Exercise requirements: Filter the entries below, keeping every line that has the word "frac".

Extracted records
┏━━

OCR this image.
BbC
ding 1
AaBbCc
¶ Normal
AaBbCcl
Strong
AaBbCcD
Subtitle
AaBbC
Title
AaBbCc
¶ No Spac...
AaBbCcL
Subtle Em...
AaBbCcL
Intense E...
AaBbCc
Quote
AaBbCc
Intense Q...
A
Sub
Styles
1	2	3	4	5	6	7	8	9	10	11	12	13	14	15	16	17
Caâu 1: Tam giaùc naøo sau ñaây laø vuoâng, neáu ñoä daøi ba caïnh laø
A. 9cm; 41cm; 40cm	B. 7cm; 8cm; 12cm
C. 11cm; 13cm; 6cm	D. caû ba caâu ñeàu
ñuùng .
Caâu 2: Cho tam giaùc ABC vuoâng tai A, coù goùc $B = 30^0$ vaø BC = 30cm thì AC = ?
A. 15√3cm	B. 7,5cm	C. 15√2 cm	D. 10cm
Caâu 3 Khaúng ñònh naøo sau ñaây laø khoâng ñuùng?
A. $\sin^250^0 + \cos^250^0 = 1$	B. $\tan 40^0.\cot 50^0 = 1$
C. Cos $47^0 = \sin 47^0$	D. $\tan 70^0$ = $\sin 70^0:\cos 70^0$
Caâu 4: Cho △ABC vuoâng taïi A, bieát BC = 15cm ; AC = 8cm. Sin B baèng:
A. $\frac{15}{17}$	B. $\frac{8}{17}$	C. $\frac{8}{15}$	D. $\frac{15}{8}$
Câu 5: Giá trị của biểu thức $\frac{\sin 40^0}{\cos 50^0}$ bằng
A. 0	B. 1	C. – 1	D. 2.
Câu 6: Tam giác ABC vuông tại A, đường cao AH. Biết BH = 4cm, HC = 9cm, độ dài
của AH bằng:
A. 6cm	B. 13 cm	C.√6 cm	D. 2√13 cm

┗━━

Solution to this task:
A. $\frac{15}{17}$	B. $\frac{8}{17}$	C. $\frac{8}{15}$	D. $\frac{15}{8}$
Câu 5: Giá trị của biểu thức $\frac{\sin 40^0}{\cos 50^0}$ bằng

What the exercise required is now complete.